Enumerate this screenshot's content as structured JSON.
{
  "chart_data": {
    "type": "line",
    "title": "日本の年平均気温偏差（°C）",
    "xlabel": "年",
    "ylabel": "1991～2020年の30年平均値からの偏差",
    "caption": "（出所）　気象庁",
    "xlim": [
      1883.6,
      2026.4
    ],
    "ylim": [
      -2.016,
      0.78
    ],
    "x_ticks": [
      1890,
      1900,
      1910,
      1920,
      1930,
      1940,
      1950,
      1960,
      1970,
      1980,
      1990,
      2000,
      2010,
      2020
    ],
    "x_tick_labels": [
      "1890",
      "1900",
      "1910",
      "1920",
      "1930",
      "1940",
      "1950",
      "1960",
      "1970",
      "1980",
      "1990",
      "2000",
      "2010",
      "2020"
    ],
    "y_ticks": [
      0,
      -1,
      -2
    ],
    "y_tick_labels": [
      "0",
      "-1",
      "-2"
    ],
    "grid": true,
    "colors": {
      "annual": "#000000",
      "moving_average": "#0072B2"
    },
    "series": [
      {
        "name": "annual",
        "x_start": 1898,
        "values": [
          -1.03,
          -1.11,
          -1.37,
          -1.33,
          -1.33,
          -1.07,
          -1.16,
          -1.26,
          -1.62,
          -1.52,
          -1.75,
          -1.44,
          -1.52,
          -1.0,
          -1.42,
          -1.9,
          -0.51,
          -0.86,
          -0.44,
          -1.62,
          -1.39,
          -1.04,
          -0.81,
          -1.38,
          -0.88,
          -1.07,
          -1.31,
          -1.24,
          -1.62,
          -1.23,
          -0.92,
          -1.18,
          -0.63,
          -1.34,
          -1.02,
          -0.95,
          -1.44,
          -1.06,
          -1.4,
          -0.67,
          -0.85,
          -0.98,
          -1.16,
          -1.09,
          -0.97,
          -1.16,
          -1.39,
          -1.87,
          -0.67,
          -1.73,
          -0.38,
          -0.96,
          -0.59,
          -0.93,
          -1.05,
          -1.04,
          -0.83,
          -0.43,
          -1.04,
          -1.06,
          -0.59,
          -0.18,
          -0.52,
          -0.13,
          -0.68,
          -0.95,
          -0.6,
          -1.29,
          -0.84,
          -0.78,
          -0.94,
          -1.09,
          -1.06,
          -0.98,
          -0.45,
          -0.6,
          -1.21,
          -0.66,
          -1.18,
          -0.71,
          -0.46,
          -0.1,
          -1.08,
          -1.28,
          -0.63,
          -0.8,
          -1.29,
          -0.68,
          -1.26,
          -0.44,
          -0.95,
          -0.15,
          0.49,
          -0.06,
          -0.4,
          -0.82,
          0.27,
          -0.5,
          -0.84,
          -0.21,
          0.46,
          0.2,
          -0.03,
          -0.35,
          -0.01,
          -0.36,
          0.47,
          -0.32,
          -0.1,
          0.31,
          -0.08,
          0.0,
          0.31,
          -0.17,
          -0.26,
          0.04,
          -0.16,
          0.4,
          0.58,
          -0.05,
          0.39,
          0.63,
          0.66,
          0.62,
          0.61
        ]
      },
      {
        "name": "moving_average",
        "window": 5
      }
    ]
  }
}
◇ ◇ ◇ ◇ ◇ ◇ ◇
Print the whole listing exactly as it is.

Enumerate this screenshot's content as structured JSON.
{
  "chart_data": {
    "type": "line",
    "title": "日本の年平均気温偏差（°C）",
    "xlabel": "年",
    "ylabel": "1991～2020年の30年平均値からの偏差",
    "caption": "（出所）　気象庁",
    "xlim": [
      1883.6,
      2026.4
    ],
    "ylim": [
      -2.016,
      0.78
    ],
    "x_ticks": [
      1890,
      1900,
      1910,
      1920,
      1930,
      1940,
      1950,
      1960,
      1970,
      1980,
      1990,
      2000,
      2010,
      2020
    ],
    "x_tick_labels": [
      "1890",
      "1900",
      "1910",
      "1920",
      "1930",
      "1940",
      "1950",
      "1960",
      "1970",
      "1980",
      "1990",
      "2000",
      "2010",
      "2020"
    ],
    "y_ticks": [
      0,
      -1,
      -2
    ],
    "y_tick_labels": [
      "0",
      "-1",
      "-2"
    ],
    "grid": true,
    "colors": {
      "annual": "#000000",
      "moving_average": "#0072B2"
    },
    "series": [
      {
        "name": "annual",
        "x_start": 1898,
        "values": [
          -1.03,
          -1.11,
          -1.37,
          -1.33,
          -1.33,
          -1.07,
          -1.16,
          -1.26,
          -1.62,
          -1.52,
          -1.75,
          -1.44,
          -1.52,
          -1.0,
          -1.42,
          -1.9,
          -0.51,
          -0.86,
          -0.44,
          -1.62,
          -1.39,
          -1.04,
          -0.81,
          -1.38,
          -0.88,
          -1.07,
          -1.31,
          -1.24,
          -1.62,
          -1.23,
          -0.92,
          -1.18,
          -0.63,
          -1.34,
          -1.02,
          -0.95,
          -1.44,
          -1.06,
          -1.4,
          -0.67,
          -0.85,
          -0.98,
          -1.16,
          -1.09,
          -0.97,
          -1.16,
          -1.39,
          -1.87,
          -0.67,
          -1.73,
          -0.38,
          -0.96,
          -0.59,
          -0.93,
          -1.05,
          -1.04,
          -0.83,
          -0.43,
          -1.04,
          -1.06,
          -0.59,
          -0.18,
          -0.52,
          -0.13,
          -0.68,
          -0.95,
          -0.6,
          -1.29,
          -0.84,
          -0.78,
          -0.94,
          -1.09,
          -1.06,
          -0.98,
          -0.45,
          -0.6,
          -1.21,
          -0.66,
          -1.18,
          -0.71,
          -0.46,
          -0.1,
          -1.08,
          -1.28,
          -0.63,
          -0.8,
          -1.29,
          -0.68,
          -1.26,
          -0.44,
          -0.95,
          -0.15,
          0.49,
          -0.06,
          -0.4,
          -0.82,
          0.27,
          -0.5,
          -0.84,
          -0.21,
          0.46,
          0.2,
          -0.03,
          -0.35,
          -0.01,
          -0.36,
          0.47,
          -0.32,
          -0.1,
          0.31,
          -0.08,
          0.0,
          0.31,
          -0.17,
          -0.26,
          0.04,
          -0.16,
          0.4,
          0.58,
          -0.05,
          0.39,
          0.63,
          0.66,
          0.62,
          0.61
        ]
      },
      {
        "name": "moving_average",
        "window": 5
      }
    ]
  }
}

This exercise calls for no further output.